From the listing below, pull out every line where the string "data" appears.
* Start Source material *
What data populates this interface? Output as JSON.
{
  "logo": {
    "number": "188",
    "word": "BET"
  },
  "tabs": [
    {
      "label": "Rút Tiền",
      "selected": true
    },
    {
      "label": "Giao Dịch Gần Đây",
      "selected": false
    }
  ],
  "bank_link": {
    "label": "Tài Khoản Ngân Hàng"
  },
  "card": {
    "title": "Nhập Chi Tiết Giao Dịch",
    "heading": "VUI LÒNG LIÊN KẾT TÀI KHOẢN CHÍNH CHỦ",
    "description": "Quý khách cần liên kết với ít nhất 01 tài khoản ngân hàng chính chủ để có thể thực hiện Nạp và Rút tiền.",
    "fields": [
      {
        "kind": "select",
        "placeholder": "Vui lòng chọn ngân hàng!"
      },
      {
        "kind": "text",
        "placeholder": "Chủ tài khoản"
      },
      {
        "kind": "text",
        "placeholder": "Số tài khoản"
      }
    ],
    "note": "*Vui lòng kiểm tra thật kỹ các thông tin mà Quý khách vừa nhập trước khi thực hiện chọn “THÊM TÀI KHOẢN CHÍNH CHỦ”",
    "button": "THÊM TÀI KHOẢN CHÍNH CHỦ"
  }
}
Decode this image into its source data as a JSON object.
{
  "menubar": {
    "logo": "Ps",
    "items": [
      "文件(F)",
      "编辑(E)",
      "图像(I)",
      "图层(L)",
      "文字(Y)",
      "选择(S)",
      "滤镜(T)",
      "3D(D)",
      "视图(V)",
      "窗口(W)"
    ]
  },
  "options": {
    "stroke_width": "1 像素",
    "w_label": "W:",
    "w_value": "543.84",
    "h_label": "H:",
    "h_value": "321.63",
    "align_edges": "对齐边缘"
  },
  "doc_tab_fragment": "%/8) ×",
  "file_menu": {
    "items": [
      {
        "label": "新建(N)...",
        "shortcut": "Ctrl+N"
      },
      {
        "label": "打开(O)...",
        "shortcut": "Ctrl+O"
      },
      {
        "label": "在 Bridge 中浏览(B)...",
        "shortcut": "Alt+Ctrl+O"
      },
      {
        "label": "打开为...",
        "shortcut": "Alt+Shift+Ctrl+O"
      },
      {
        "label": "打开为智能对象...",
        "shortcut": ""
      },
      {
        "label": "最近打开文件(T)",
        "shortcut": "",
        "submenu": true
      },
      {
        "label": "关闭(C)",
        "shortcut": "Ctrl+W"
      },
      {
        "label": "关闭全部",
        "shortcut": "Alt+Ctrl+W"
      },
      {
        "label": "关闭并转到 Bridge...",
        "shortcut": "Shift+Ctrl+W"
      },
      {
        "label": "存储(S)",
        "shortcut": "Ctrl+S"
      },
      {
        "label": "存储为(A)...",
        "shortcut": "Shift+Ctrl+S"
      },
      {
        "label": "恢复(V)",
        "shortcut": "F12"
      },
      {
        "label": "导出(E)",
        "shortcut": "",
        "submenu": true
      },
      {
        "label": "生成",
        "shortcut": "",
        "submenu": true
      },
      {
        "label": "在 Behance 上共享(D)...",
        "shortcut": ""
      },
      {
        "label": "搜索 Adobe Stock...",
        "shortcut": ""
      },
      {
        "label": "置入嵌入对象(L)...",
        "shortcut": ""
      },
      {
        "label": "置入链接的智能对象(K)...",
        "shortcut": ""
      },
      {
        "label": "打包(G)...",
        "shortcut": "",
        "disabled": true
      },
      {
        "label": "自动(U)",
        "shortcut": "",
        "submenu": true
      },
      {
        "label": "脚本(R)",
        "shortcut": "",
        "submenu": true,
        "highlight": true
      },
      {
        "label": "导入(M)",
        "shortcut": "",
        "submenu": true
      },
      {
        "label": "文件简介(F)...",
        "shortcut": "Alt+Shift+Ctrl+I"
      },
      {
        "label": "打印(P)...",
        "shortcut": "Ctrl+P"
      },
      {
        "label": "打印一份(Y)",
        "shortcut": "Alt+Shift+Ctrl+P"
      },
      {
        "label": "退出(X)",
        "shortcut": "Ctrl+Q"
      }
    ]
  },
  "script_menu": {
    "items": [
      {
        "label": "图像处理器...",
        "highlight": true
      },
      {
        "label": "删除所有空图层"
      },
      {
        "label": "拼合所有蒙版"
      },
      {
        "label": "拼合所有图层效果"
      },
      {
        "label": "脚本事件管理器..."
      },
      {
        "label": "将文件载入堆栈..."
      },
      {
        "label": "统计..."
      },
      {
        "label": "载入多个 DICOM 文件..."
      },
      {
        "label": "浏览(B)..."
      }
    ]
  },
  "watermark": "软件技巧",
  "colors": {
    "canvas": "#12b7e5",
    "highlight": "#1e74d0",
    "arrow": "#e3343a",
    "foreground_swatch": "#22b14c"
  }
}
* End Source material *
• Response
What data populates this interface? Output as JSON.
Decode this image into its source data as a JSON object.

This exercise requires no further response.